» **Teks yang Diberikan**
Melintasi wilayah Kediri mengingatkan pada tanggal 13 Februari 2014. Pada hari itu terjadi letusan Gunung Kelud tepatnya pukul 22:50 yang erupsinya sampai kota Purworejo dan suara letusan konon terdengar sampai Solo dan Yogya yang berjarak 200 km dari Kediri. Dampak dari letusan ini sempat melumpuhkan Jawa, tujuh bandara ditutup, kerugian materi pun hingga milyaran rupiah.

Gunung yang menjadi sengketa antara Kediri dan Blitar ini juga menyimpan legenda yang menjadi kepercayaan sebagian masyarakat. Berdasarkan legenda yang dipercaya masyarakat setempat, Gunung Kelud terbentuk akibat penghianatan seorang putri yang bernama Dewi Kalisuci, putri Jenggolo Manik, pada dua orang raja yakni Lembu Sura dan Mahesa Sura.

Karena kecantikannya Lembu Sura dan Mahesa Sura bersaing untuk melamar Dewi Kalisuci. Namun Dewi Kalisuci enggan menerima keduanya karena mereka bukanlah manusia pada umumnya. Lembu Sura berkepala sapi dan Mahesa Sura berkepala kerbau.

Hingga akhirnya Dewi Kalisuci membuat sayembara yang sangat sulit untuk mereka berdua. Dewi Kalisuci menginginkan dua buah sumur di puncak gunung Kelud yang satu berbau wangi dan yang satu berbau amis. Dan pembuatan sumur ini harus dilaksanakan dalam satu malam.

Lembu Sura dan Mahesa Sura pun menyanggupinya. Dengan kesaktiannya sumur tersebut akhirnya dapat selesai dalam waktu yang telah ditentukan. Keberhasilan mereka ini tidak disukai oleh Dewi Kalisuci. Akhirnya Dewi Kalisuci membuat syarat tambahan dan merekapun menyanggupinya lagi. Mereka berdua harus masuk kedalam sumur tersebut untuk membuktikan bahwa sumur tersebut bernar-benar bebau amis dan wangi.

Dengan masuknya dua orang raja kedalam sumur tersebut, Dewi Kalisuci mempunyai niat yang tidak baik. Dewi Kalisuci memerintahkan pasukan Jenggala untuk segera menimbun sumur tersebut dengan bebatuan. Lembu Sura dan Mahesa Sura yang masuk kedalam sumur akhirnya tewas.

» **Tujuan Latihan**
Ulangi persis bagian teks tentang Gunung Kelud mulai dari "Melintasi wilayah Kediri" sampai dengan "dan Mahesa Sura.".

» **Cuplikan Data**
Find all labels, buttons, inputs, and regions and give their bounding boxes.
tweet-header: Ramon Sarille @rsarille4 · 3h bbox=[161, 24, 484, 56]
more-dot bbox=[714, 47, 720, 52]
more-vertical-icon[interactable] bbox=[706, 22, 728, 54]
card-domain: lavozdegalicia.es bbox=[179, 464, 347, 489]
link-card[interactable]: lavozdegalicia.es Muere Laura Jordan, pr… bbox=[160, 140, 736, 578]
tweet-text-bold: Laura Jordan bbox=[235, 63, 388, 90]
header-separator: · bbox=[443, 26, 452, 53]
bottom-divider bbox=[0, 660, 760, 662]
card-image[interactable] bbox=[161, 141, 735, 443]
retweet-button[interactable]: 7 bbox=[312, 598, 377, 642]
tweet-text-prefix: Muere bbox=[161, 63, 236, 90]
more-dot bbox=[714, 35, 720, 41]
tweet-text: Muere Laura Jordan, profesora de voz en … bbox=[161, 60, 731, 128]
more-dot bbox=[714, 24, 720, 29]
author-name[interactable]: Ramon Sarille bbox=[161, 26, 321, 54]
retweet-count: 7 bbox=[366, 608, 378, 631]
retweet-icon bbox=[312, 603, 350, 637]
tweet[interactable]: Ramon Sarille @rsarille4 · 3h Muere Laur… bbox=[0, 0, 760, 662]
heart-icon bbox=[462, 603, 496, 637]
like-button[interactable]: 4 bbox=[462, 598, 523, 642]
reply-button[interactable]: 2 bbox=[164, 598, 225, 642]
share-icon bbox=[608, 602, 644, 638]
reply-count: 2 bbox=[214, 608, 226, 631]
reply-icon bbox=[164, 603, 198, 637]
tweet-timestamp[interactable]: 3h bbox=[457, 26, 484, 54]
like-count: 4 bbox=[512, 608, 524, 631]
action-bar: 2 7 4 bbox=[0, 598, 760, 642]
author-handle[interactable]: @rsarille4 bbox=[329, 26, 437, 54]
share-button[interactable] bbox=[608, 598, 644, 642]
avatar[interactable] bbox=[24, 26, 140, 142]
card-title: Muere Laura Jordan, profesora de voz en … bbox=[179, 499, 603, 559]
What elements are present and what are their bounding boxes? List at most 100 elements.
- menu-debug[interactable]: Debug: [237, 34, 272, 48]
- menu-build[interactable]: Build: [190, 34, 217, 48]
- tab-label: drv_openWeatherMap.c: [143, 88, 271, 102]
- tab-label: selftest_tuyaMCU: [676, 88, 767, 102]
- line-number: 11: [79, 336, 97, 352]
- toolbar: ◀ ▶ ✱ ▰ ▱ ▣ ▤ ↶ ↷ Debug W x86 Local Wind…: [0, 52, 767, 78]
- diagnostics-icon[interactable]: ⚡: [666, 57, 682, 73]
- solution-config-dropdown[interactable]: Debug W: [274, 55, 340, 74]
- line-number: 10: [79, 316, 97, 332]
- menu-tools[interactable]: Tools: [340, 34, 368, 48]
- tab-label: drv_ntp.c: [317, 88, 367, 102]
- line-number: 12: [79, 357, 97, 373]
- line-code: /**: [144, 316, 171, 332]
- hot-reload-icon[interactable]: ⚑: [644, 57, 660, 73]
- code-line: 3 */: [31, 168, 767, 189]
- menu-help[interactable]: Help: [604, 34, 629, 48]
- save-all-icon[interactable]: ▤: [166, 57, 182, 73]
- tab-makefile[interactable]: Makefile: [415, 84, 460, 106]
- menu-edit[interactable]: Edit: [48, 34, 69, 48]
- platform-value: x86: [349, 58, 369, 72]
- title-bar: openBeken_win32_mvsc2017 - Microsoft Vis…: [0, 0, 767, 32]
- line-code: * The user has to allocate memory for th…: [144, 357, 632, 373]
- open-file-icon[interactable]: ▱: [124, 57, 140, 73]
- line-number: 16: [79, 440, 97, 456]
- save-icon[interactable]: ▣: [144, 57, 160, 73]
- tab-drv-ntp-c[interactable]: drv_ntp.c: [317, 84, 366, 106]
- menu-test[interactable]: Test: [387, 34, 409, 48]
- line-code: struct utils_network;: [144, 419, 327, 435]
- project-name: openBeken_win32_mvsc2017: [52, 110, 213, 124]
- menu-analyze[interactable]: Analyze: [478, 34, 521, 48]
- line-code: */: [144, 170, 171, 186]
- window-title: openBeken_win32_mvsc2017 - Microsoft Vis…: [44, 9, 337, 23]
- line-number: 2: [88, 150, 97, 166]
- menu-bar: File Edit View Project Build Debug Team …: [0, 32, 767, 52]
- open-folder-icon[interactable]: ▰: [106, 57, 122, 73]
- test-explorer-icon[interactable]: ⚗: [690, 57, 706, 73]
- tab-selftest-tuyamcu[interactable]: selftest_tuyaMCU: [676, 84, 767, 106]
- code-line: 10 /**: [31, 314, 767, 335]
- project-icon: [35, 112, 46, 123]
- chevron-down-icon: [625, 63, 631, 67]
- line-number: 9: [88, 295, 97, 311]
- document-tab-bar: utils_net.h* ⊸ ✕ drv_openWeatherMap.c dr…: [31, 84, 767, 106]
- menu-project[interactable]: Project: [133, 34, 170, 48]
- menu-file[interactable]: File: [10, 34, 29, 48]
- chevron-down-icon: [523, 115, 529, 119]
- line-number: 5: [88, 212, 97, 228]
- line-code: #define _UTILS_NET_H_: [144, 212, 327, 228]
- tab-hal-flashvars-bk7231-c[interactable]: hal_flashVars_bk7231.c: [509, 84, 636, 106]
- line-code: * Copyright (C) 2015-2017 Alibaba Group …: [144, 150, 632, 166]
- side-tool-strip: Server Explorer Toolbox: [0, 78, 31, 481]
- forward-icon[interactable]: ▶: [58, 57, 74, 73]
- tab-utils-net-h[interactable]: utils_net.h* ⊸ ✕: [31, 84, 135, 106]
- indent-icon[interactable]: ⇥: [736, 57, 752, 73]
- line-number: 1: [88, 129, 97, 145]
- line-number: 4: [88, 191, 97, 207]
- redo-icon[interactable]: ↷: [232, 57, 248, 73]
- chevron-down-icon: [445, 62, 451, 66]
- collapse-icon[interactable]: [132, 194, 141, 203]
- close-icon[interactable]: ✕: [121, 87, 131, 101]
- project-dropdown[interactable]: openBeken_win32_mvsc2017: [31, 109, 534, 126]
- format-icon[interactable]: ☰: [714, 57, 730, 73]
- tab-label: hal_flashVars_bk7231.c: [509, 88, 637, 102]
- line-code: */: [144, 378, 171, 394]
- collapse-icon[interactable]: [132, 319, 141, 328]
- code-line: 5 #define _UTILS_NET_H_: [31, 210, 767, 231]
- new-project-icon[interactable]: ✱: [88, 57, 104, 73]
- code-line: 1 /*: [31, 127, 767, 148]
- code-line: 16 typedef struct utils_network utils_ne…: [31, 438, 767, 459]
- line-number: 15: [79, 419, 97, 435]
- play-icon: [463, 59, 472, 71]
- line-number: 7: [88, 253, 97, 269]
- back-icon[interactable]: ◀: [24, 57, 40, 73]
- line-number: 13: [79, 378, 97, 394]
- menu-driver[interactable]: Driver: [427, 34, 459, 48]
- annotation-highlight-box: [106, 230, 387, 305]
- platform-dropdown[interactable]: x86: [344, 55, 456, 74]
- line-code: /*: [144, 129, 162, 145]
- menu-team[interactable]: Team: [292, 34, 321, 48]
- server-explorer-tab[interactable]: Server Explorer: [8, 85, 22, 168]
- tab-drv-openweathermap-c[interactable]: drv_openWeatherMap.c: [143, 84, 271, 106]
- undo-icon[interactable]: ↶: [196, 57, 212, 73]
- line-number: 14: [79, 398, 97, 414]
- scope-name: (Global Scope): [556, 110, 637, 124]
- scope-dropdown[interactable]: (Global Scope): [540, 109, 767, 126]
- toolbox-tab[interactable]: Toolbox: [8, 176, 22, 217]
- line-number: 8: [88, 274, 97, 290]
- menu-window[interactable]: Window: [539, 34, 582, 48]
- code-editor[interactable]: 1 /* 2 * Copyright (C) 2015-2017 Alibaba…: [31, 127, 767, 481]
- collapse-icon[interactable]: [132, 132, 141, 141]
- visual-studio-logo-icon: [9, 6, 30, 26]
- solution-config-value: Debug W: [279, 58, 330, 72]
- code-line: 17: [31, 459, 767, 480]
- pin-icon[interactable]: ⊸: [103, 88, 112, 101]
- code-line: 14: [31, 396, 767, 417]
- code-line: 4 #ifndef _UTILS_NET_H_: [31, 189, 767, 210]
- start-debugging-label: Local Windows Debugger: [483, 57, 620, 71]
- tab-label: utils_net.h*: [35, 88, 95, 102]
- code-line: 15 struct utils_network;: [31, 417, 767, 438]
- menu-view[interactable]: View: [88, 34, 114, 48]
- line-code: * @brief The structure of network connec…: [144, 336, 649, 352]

» **Keluaran Berikut**
Melintasi wilayah Kediri mengingatkan pada tanggal 13 Februari 2014. Pada hari itu terjadi letusan Gunung Kelud tepatnya pukul 22:50 yang erupsinya sampai kota Purworejo dan suara letusan konon terdengar sampai Solo dan Yogya yang berjarak 200 km dari Kediri. Dampak dari letusan ini sempat melumpuhkan Jawa, tujuh bandara ditutup, kerugian materi pun hingga milyaran rupiah.

Gunung yang menjadi sengketa antara Kediri dan Blitar ini juga menyimpan legenda yang menjadi kepercayaan sebagian masyarakat. Berdasarkan legenda yang dipercaya masyarakat setempat, Gunung Kelud terbentuk akibat penghianatan seorang putri yang bernama Dewi Kalisuci, putri Jenggolo Manik, pada dua orang raja yakni Lembu Sura dan Mahesa Sura.